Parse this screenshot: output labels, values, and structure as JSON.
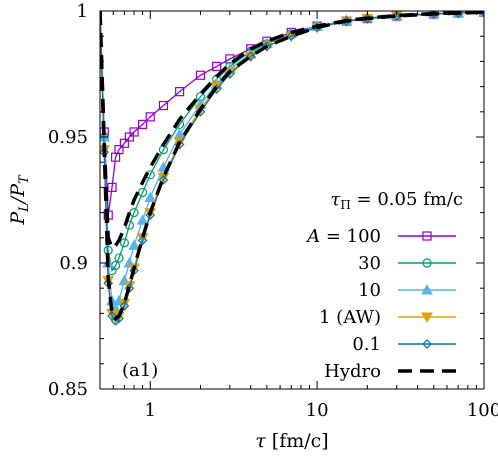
{
  "chart_data": {
    "type": "line",
    "panel_label": "(a1)",
    "annotation": "τ_Π = 0.05 fm/c",
    "annotation_parts": {
      "symbol": "τ",
      "subscript": "Π",
      "rest": " = 0.05 fm/c"
    },
    "xlabel": "τ [fm/c]",
    "ylabel": "P_L/P_T",
    "xlabel_parts": {
      "symbol": "τ",
      "rest": " [fm/c]"
    },
    "ylabel_parts": {
      "a": "P",
      "a_sub": "L",
      "b": "/P",
      "b_sub": "T"
    },
    "xscale": "log",
    "xlim": [
      0.5,
      100
    ],
    "ylim": [
      0.85,
      1.0
    ],
    "x_ticks": [
      {
        "value": 1,
        "label": "1"
      },
      {
        "value": 10,
        "label": "10"
      },
      {
        "value": 100,
        "label": "100"
      }
    ],
    "y_ticks": [
      {
        "value": 0.85,
        "label": "0.85"
      },
      {
        "value": 0.9,
        "label": "0.9"
      },
      {
        "value": 0.95,
        "label": "0.95"
      },
      {
        "value": 1.0,
        "label": "1"
      }
    ],
    "grid": false,
    "legend_position": "bottom-right",
    "series": [
      {
        "name": "A = 100",
        "color": "#9400d3",
        "marker": "square",
        "x": [
          0.5,
          0.53,
          0.56,
          0.59,
          0.62,
          0.65,
          0.7,
          0.75,
          0.8,
          0.9,
          1.0,
          1.2,
          1.5,
          2.0,
          2.5,
          3.0,
          4.0,
          5.0,
          7.0,
          10,
          15,
          20,
          30,
          50,
          70,
          100
        ],
        "y": [
          1.0,
          0.952,
          0.919,
          0.93,
          0.942,
          0.945,
          0.9475,
          0.95,
          0.952,
          0.955,
          0.958,
          0.9625,
          0.968,
          0.9745,
          0.978,
          0.981,
          0.985,
          0.988,
          0.9915,
          0.994,
          0.996,
          0.997,
          0.998,
          0.9988,
          0.9992,
          0.9995
        ]
      },
      {
        "name": "30",
        "color": "#009e73",
        "marker": "circle",
        "x": [
          0.5,
          0.53,
          0.56,
          0.59,
          0.62,
          0.65,
          0.7,
          0.75,
          0.8,
          0.9,
          1.0,
          1.2,
          1.5,
          2.0,
          2.5,
          3.0,
          4.0,
          5.0,
          7.0,
          10,
          15,
          20,
          30,
          50,
          70,
          100
        ],
        "y": [
          1.0,
          0.95,
          0.905,
          0.897,
          0.899,
          0.902,
          0.908,
          0.915,
          0.92,
          0.928,
          0.935,
          0.945,
          0.955,
          0.966,
          0.973,
          0.978,
          0.984,
          0.987,
          0.991,
          0.994,
          0.9962,
          0.9972,
          0.9982,
          0.999,
          0.9993,
          0.9996
        ]
      },
      {
        "name": "10",
        "color": "#56b4e9",
        "marker": "triangle-up",
        "x": [
          0.5,
          0.53,
          0.56,
          0.59,
          0.62,
          0.65,
          0.7,
          0.75,
          0.8,
          0.9,
          1.0,
          1.2,
          1.5,
          2.0,
          2.5,
          3.0,
          4.0,
          5.0,
          7.0,
          10,
          15,
          20,
          30,
          50,
          70,
          100
        ],
        "y": [
          1.0,
          0.95,
          0.9,
          0.885,
          0.882,
          0.885,
          0.893,
          0.9,
          0.907,
          0.917,
          0.926,
          0.938,
          0.951,
          0.963,
          0.971,
          0.977,
          0.983,
          0.987,
          0.991,
          0.994,
          0.9962,
          0.9972,
          0.9982,
          0.999,
          0.9993,
          0.9996
        ]
      },
      {
        "name": "1 (AW)",
        "color": "#e69f00",
        "marker": "triangle-down",
        "x": [
          0.5,
          0.53,
          0.56,
          0.59,
          0.62,
          0.65,
          0.7,
          0.75,
          0.8,
          0.9,
          1.0,
          1.2,
          1.5,
          2.0,
          2.5,
          3.0,
          4.0,
          5.0,
          7.0,
          10,
          15,
          20,
          30,
          50,
          70,
          100
        ],
        "y": [
          1.0,
          0.945,
          0.893,
          0.88,
          0.878,
          0.879,
          0.884,
          0.891,
          0.898,
          0.91,
          0.92,
          0.934,
          0.948,
          0.961,
          0.97,
          0.976,
          0.982,
          0.986,
          0.99,
          0.9935,
          0.996,
          0.997,
          0.998,
          0.9988,
          0.9992,
          0.9995
        ]
      },
      {
        "name": "0.1",
        "color": "#0072b2",
        "marker": "diamond",
        "x": [
          0.5,
          0.53,
          0.56,
          0.59,
          0.62,
          0.65,
          0.7,
          0.75,
          0.8,
          0.9,
          1.0,
          1.2,
          1.5,
          2.0,
          2.5,
          3.0,
          4.0,
          5.0,
          7.0,
          10,
          15,
          20,
          30,
          50,
          70,
          100
        ],
        "y": [
          1.0,
          0.944,
          0.892,
          0.879,
          0.877,
          0.878,
          0.883,
          0.89,
          0.897,
          0.909,
          0.919,
          0.933,
          0.947,
          0.96,
          0.969,
          0.975,
          0.982,
          0.986,
          0.99,
          0.9935,
          0.996,
          0.997,
          0.998,
          0.9988,
          0.9992,
          0.9995
        ]
      },
      {
        "name": "Hydro",
        "color": "#000000",
        "marker": "none",
        "dashed": true,
        "x_note": "dashed black curves overlaying each kinetic curve",
        "curves": [
          {
            "x": [
              0.5,
              0.53,
              0.56,
              0.59,
              0.62,
              0.65,
              0.7,
              0.75,
              0.8,
              0.9,
              1.0,
              1.2,
              1.5,
              2.0,
              2.5,
              3.0,
              4.0,
              5.0,
              7.0,
              10,
              15,
              20,
              30,
              50,
              70,
              100
            ],
            "y": [
              1.0,
              0.948,
              0.91,
              0.906,
              0.907,
              0.909,
              0.914,
              0.92,
              0.925,
              0.932,
              0.938,
              0.947,
              0.957,
              0.967,
              0.974,
              0.979,
              0.985,
              0.988,
              0.9915,
              0.994,
              0.9962,
              0.9972,
              0.9982,
              0.999,
              0.9993,
              0.9996
            ]
          },
          {
            "x": [
              0.5,
              0.53,
              0.56,
              0.59,
              0.62,
              0.65,
              0.7,
              0.75,
              0.8,
              0.9,
              1.0,
              1.2,
              1.5,
              2.0,
              2.5,
              3.0,
              4.0,
              5.0,
              7.0,
              10,
              15,
              20,
              30,
              50,
              70,
              100
            ],
            "y": [
              1.0,
              0.945,
              0.894,
              0.88,
              0.878,
              0.879,
              0.884,
              0.891,
              0.898,
              0.91,
              0.92,
              0.934,
              0.948,
              0.961,
              0.97,
              0.976,
              0.982,
              0.986,
              0.99,
              0.9935,
              0.996,
              0.997,
              0.998,
              0.9988,
              0.9992,
              0.9995
            ]
          }
        ]
      }
    ]
  }
}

▶ _Set task_:
How many lines of the entries above hold the string "triangle"? Reply with the number alone.

▶ _Expected answer_:
2